■ SUPPLIED RECORDS ■
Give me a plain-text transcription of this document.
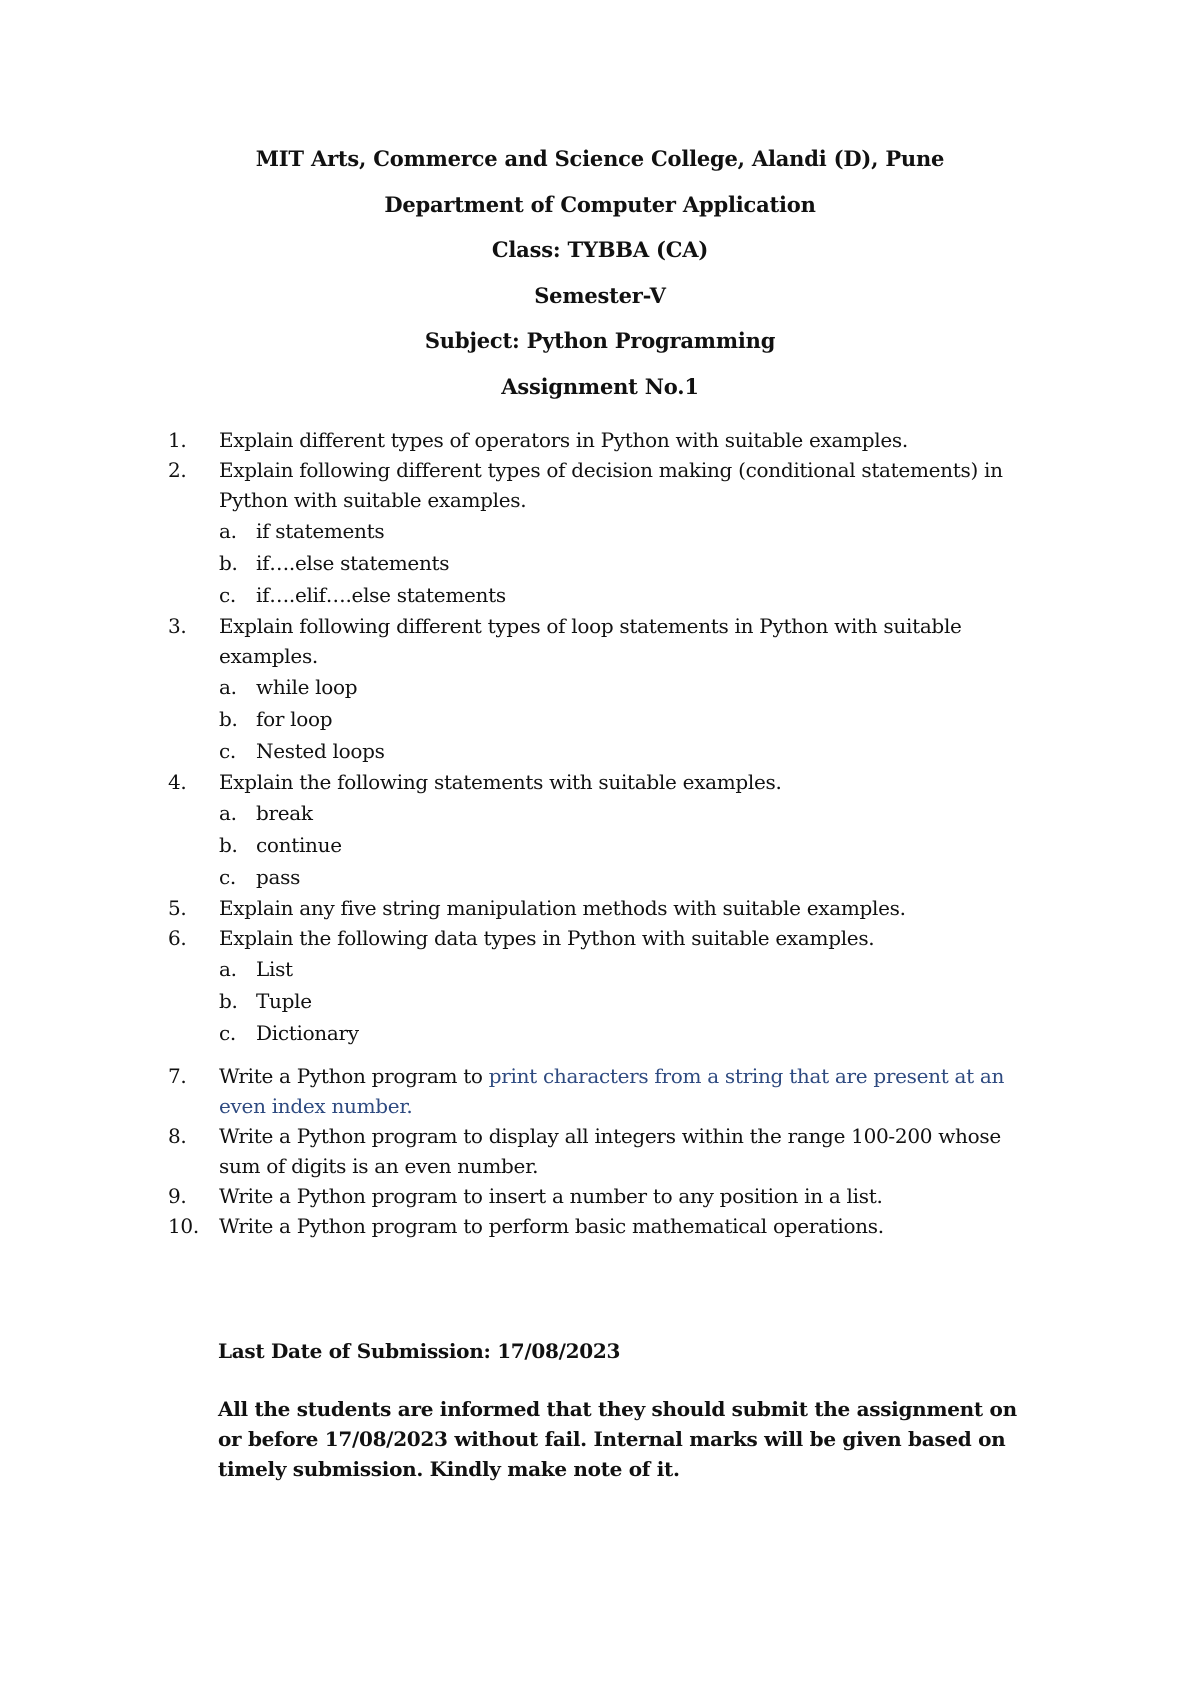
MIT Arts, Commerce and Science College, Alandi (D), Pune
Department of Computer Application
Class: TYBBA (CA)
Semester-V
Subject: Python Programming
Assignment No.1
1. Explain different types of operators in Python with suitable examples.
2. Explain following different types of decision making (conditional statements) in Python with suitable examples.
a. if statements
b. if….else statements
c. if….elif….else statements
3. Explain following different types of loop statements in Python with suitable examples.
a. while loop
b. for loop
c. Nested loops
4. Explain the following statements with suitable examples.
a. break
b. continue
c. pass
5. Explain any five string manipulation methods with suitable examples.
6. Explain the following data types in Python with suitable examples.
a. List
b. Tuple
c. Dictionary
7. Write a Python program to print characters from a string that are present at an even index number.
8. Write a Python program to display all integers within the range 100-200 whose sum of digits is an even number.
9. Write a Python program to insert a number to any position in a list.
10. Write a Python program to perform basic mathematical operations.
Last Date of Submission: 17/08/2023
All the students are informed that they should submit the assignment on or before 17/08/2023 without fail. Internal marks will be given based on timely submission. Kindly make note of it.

■ WHAT THE EXERCISE ASKS ■
Copy out all lines that carry the word "statements".

■ RESPONSE TO THE TASK ■
2. Explain following different types of decision making (conditional statements) in Python with suitable examples.
a. if statements
b. if….else statements
c. if….elif….else statements
3. Explain following different types of loop statements in Python with suitable examples.
4. Explain the following statements with suitable examples.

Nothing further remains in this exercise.